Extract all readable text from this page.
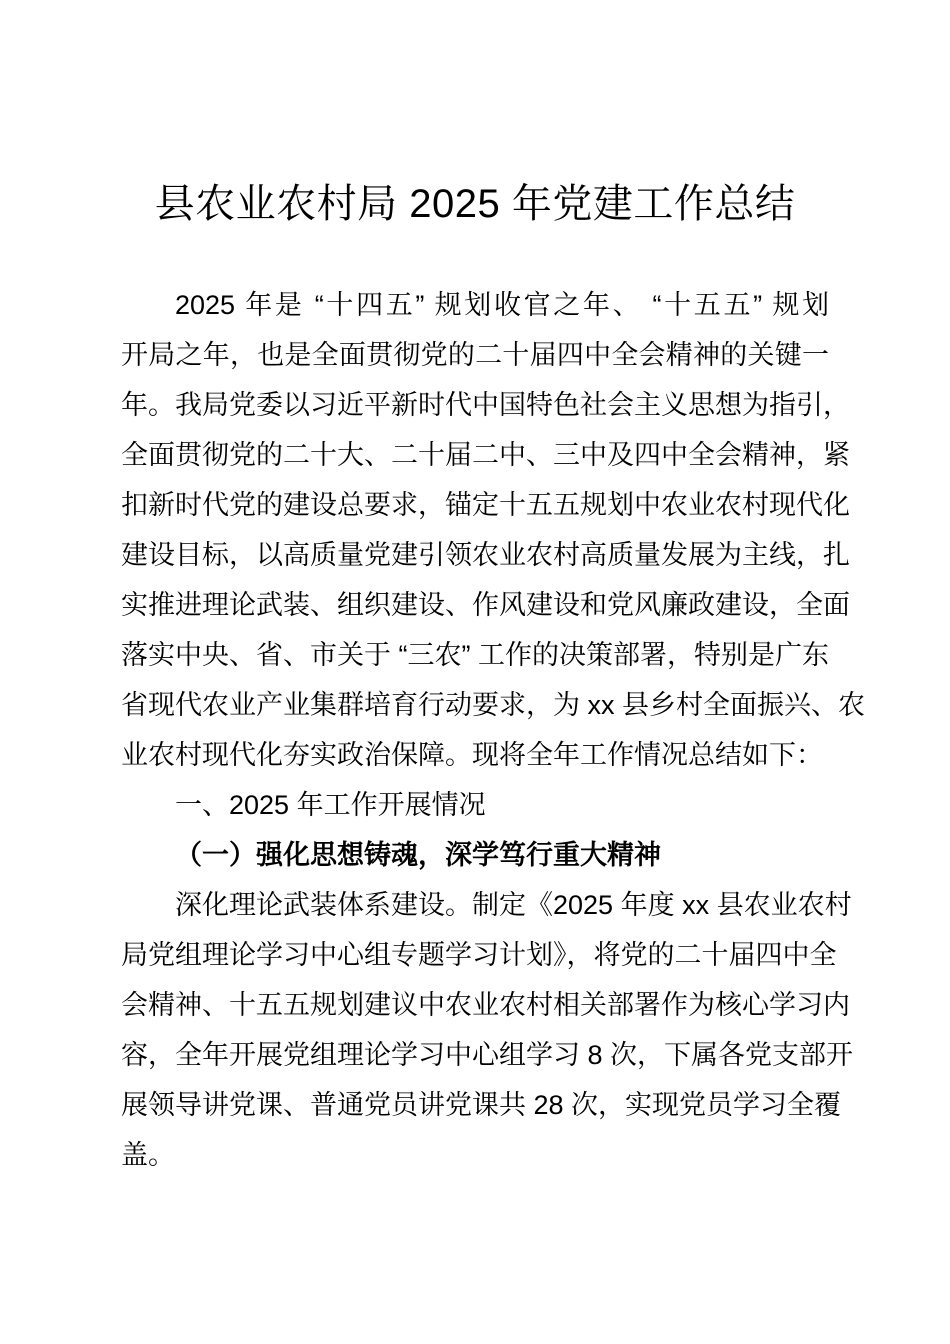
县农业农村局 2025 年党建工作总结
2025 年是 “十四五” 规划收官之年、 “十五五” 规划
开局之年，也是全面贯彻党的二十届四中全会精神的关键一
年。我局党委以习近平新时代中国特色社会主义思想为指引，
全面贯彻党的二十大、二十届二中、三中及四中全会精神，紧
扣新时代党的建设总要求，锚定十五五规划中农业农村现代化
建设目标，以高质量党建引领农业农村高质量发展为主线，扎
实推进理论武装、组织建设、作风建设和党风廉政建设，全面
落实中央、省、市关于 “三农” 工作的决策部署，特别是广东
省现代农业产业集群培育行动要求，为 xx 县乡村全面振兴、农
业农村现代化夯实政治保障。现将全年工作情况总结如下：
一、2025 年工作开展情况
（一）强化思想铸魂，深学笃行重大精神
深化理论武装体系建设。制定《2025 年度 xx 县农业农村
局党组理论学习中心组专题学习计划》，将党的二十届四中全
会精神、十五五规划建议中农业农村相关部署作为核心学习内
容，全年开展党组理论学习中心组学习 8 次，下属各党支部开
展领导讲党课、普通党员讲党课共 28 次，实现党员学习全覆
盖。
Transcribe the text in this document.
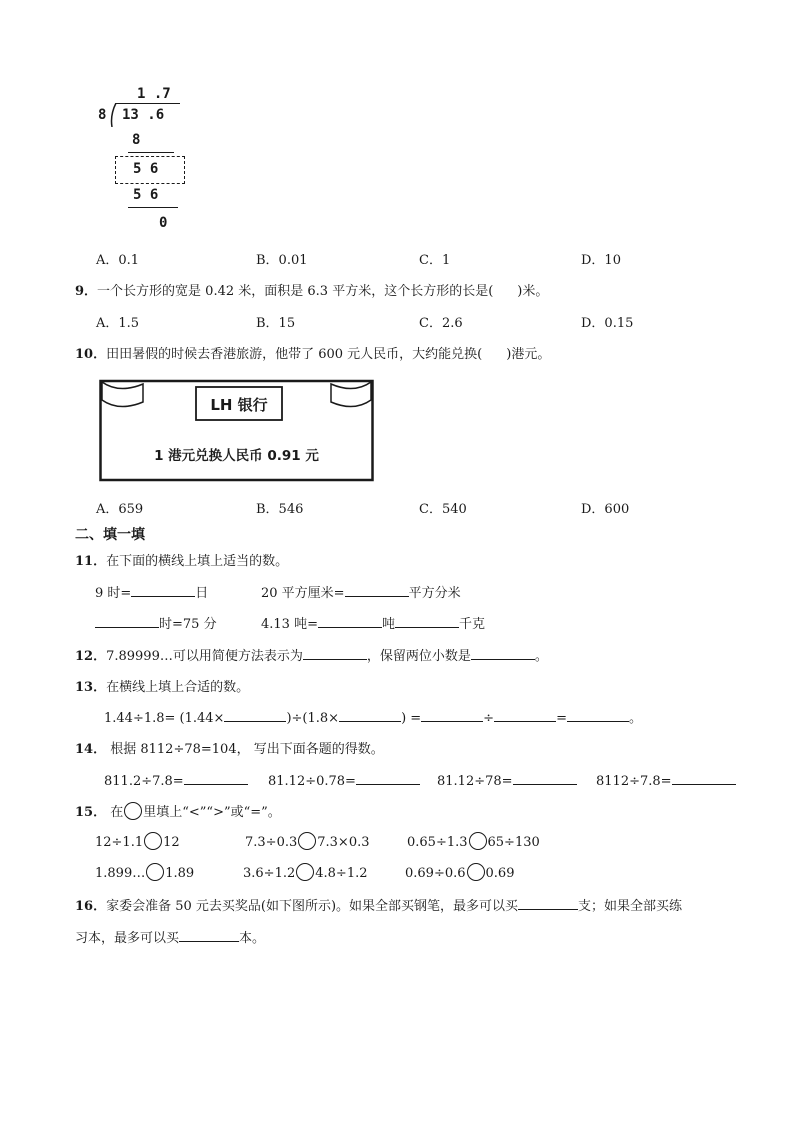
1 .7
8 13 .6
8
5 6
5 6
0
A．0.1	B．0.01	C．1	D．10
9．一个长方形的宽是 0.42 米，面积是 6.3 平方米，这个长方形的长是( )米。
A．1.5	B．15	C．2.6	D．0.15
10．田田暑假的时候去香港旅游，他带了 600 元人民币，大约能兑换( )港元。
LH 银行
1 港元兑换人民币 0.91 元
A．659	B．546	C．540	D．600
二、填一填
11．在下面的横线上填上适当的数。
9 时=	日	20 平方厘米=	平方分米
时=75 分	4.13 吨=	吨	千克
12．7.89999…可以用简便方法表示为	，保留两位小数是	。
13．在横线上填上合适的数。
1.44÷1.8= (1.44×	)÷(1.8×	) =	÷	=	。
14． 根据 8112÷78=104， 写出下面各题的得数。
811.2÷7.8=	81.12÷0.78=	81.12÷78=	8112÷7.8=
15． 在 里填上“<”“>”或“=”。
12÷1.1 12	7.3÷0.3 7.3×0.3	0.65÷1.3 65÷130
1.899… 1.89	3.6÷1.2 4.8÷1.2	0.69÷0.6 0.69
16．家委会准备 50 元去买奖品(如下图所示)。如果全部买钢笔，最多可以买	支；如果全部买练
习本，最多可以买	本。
...
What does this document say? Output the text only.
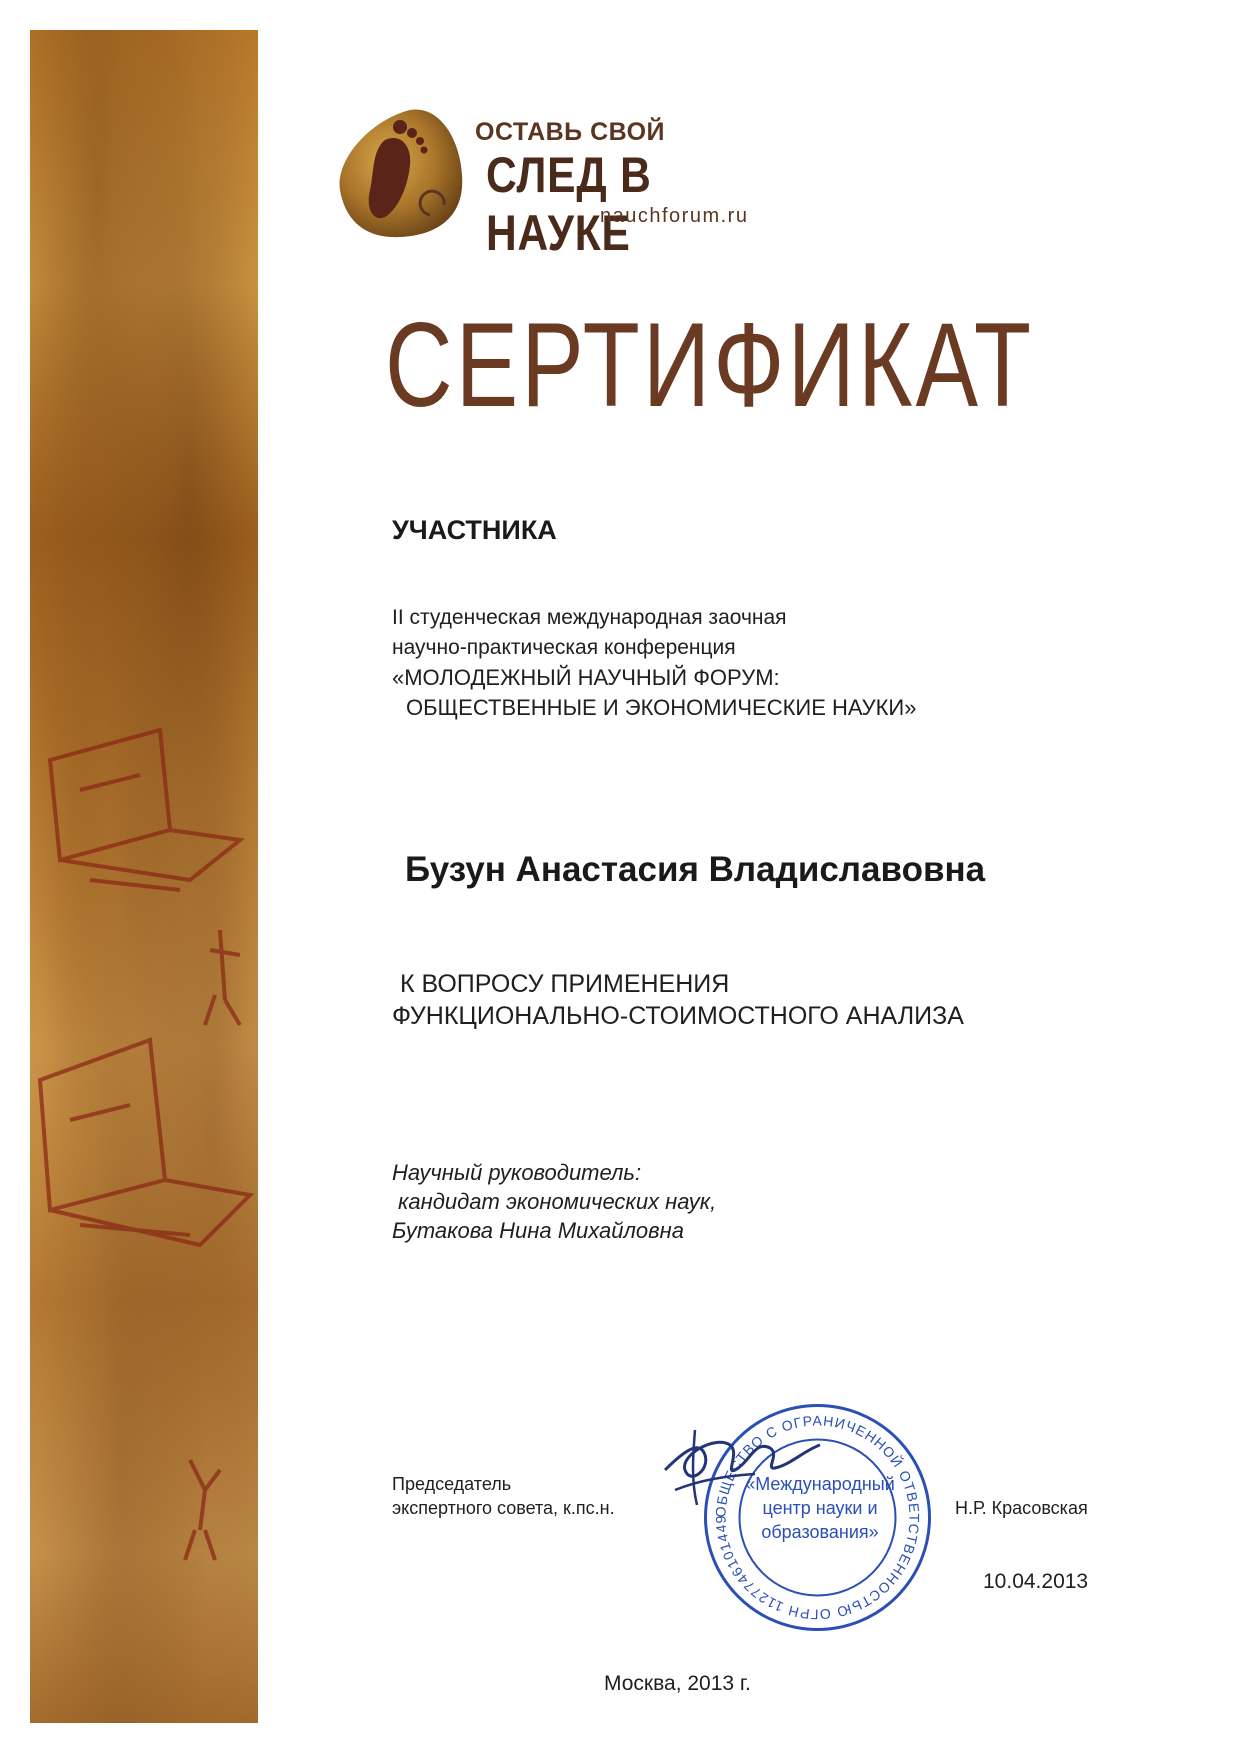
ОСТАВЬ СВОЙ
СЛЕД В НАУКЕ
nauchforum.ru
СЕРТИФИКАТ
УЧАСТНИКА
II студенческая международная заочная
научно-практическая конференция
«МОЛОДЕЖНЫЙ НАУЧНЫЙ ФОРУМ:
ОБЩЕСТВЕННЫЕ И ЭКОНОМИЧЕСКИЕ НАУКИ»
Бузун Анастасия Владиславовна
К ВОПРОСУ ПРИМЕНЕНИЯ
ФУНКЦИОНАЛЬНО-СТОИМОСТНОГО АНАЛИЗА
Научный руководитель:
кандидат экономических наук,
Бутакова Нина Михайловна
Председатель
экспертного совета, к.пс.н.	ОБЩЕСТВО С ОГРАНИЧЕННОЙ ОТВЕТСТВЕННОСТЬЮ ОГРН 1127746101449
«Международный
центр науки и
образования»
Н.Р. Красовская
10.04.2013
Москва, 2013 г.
* * *
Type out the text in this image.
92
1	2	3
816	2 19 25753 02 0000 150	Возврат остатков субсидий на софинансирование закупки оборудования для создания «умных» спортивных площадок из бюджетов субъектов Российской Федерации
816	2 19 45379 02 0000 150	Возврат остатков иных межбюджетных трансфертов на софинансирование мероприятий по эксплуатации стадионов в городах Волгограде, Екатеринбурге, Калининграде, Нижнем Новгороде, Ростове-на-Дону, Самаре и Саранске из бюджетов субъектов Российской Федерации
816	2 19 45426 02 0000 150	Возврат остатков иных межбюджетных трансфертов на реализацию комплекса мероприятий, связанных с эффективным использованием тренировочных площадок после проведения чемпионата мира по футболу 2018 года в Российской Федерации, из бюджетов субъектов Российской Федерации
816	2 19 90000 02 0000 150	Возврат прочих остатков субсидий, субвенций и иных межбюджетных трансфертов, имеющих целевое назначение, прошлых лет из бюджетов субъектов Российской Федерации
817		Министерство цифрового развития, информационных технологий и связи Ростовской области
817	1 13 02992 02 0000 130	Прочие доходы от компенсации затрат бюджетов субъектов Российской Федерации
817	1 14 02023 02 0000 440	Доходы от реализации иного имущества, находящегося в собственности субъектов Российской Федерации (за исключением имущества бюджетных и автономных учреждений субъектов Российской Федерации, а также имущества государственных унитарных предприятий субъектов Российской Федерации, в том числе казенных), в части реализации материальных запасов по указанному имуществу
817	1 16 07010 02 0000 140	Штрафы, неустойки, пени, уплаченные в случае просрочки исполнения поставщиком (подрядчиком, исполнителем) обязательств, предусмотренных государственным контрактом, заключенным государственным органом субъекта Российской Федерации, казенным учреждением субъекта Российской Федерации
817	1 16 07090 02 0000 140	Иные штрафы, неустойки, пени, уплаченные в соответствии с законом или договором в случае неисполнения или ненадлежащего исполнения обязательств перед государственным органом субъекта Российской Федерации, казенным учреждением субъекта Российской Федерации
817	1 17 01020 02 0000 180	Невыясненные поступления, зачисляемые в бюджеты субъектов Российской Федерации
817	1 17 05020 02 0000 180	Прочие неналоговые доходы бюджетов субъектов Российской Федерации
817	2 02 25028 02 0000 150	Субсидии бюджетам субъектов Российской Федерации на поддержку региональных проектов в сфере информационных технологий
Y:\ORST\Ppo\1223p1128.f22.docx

> **GOAL**:
In the listing above, find the lines holding the word "Прочие" and copy them.

> **EXERCISE ANSWER**:
817	1 13 02992 02 0000 130	Прочие доходы от компенсации затрат бюджетов субъектов Российской Федерации
817	1 17 05020 02 0000 180	Прочие неналоговые доходы бюджетов субъектов Российской Федерации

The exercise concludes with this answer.